- [TASK ITEM] Please output the listing exactly as it stands, but omit any images.

Start of Block

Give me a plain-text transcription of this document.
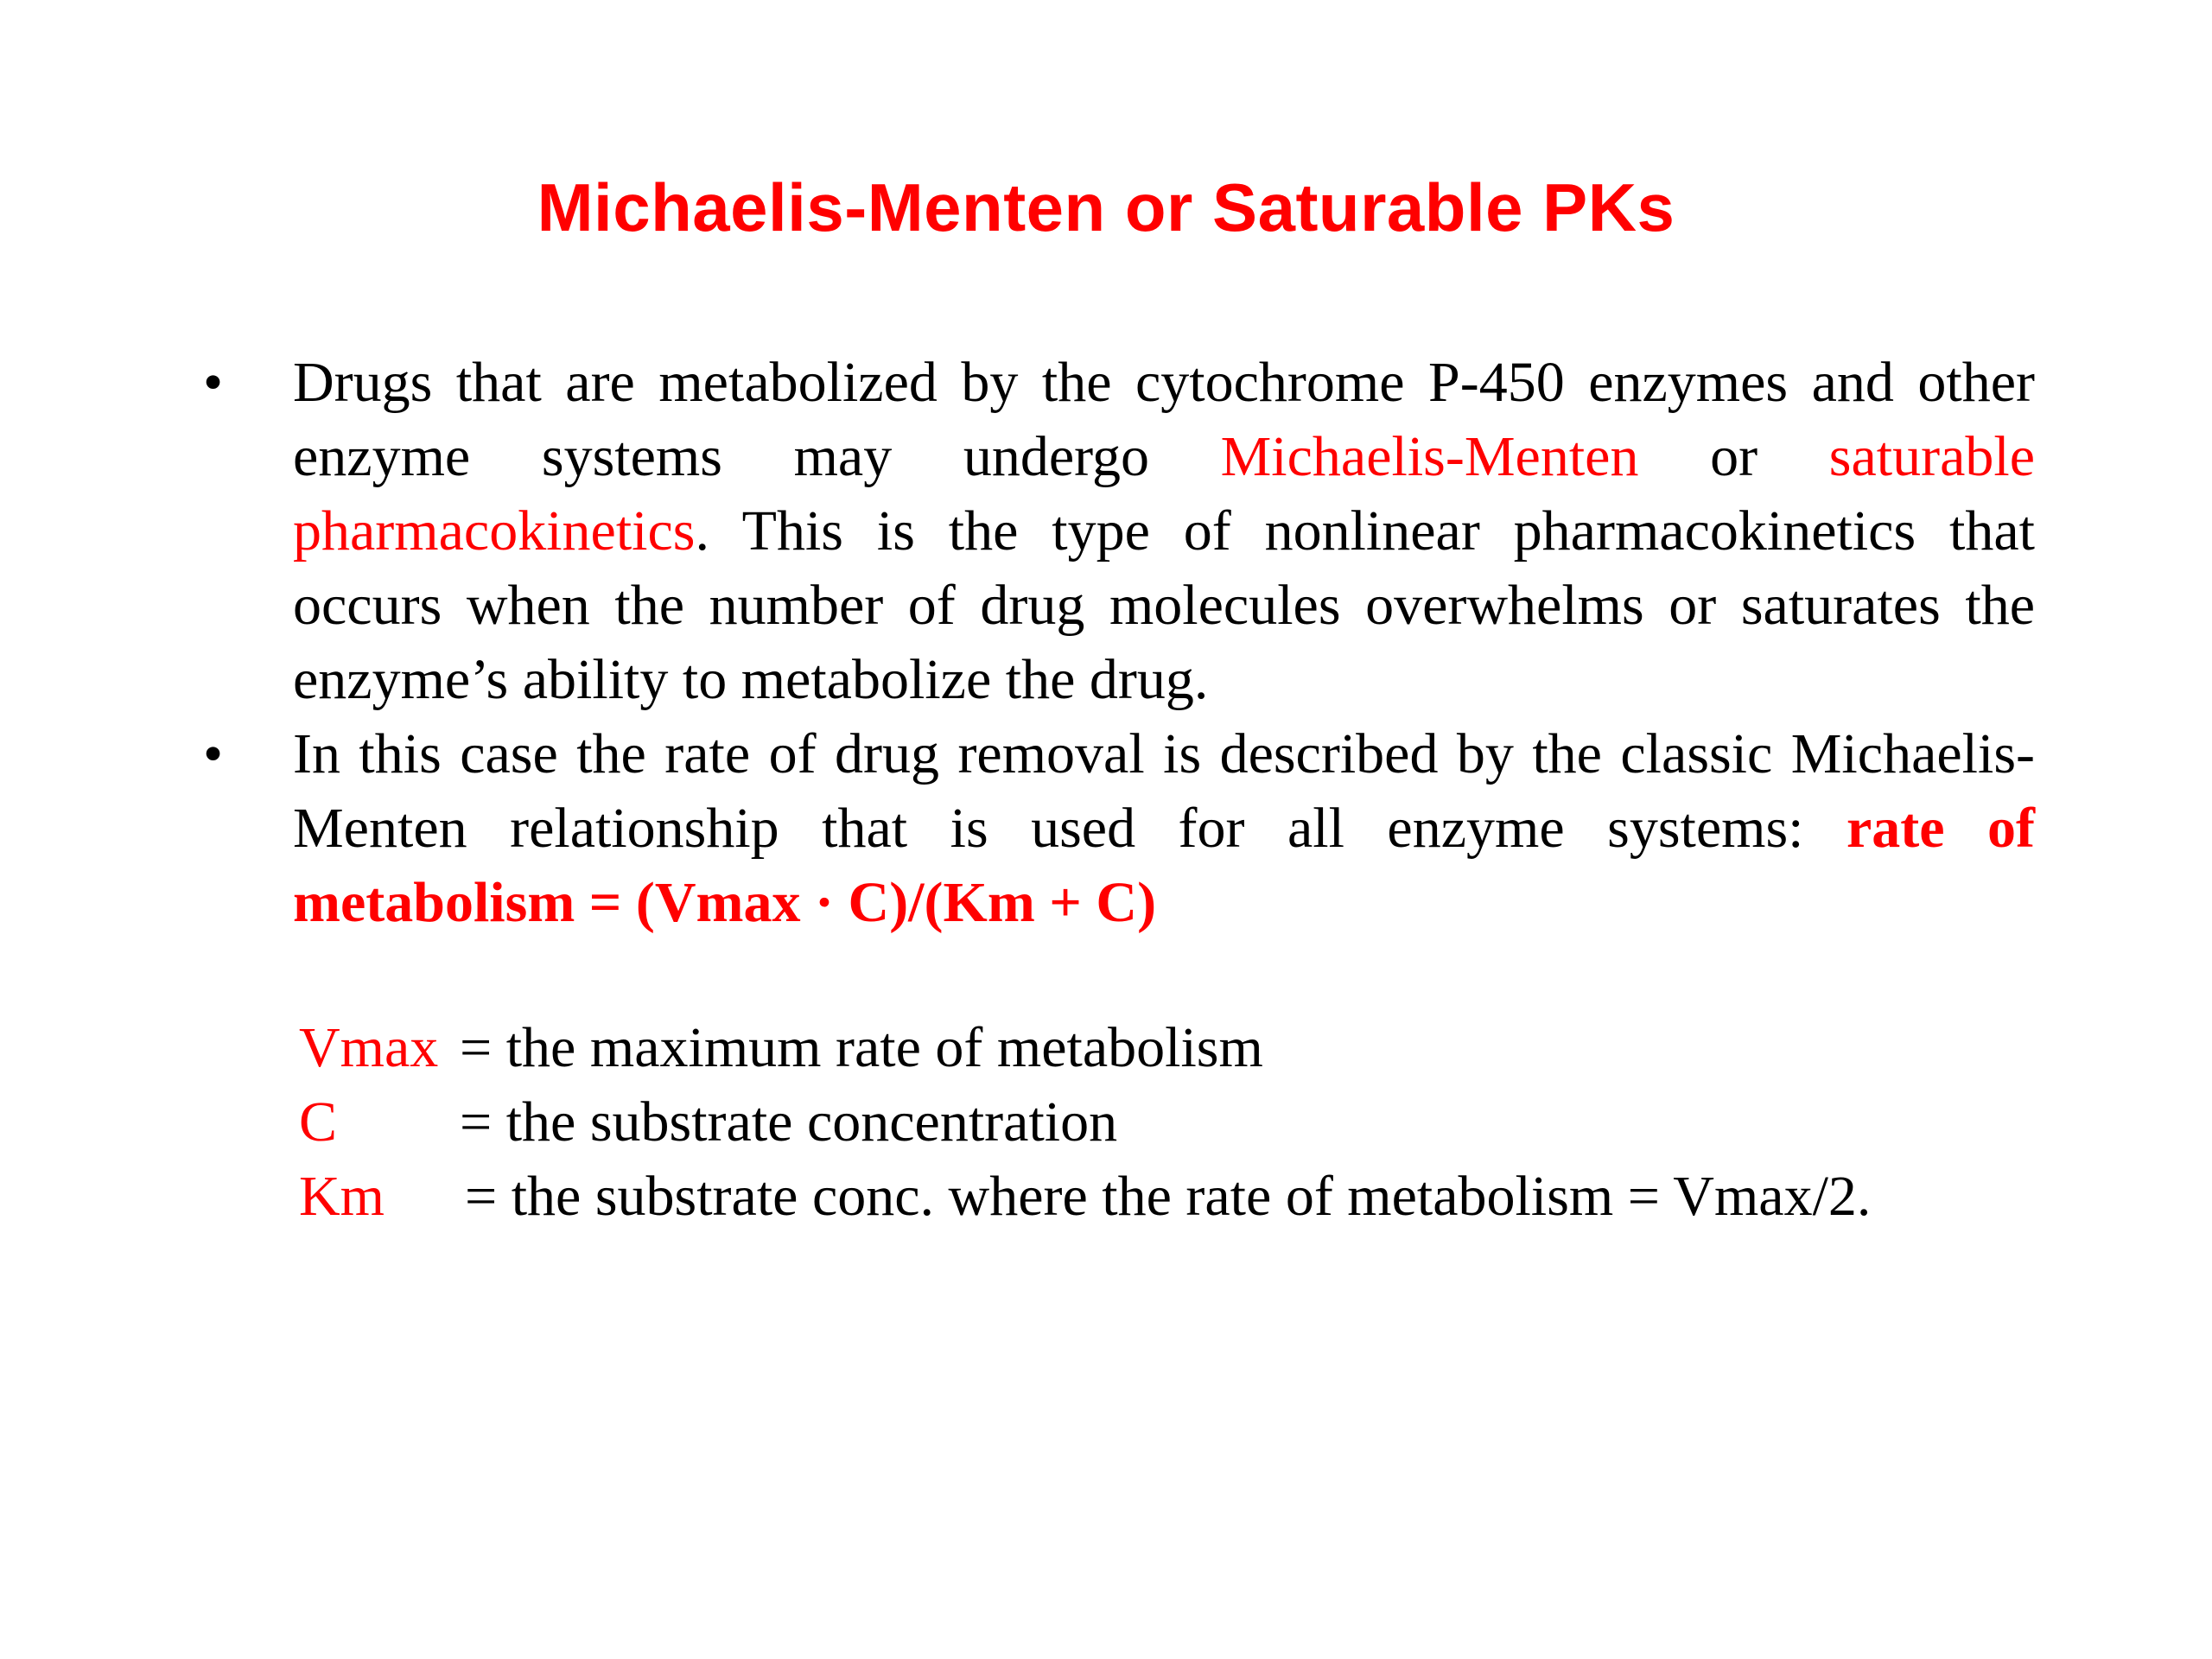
Michaelis-Menten or Saturable PKs
• Drugs that are metabolized by the cytochrome P-450 enzymes and other enzyme systems may undergo Michaelis-Menten or saturable pharmacokinetics. This is the type of nonlinear pharmacokinetics that occurs when the number of drug molecules overwhelms or saturates the enzyme’s ability to metabolize the drug.
• In this case the rate of drug removal is described by the classic Michaelis- Menten relationship that is used for all enzyme systems: rate of metabolism = (Vmax · C)/(Km + C)
Vmax = the maximum rate of metabolism
C	= the substrate concentration
Km	= the substrate conc. where the rate of metabolism = Vmax/2.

End of Block

- [ANSWER SECTION]
Give me a plain-text transcription of this document.
Michaelis-Menten or Saturable PKs
• Drugs that are metabolized by the cytochrome P-450 enzymes and other enzyme systems may undergo Michaelis-Menten or saturable pharmacokinetics. This is the type of nonlinear pharmacokinetics that occurs when the number of drug molecules overwhelms or saturates the enzyme’s ability to metabolize the drug.
• In this case the rate of drug removal is described by the classic Michaelis- Menten relationship that is used for all enzyme systems: rate of metabolism = (Vmax · C)/(Km + C)
Vmax = the maximum rate of metabolism
C	= the substrate concentration
Km	= the substrate conc. where the rate of metabolism = Vmax/2.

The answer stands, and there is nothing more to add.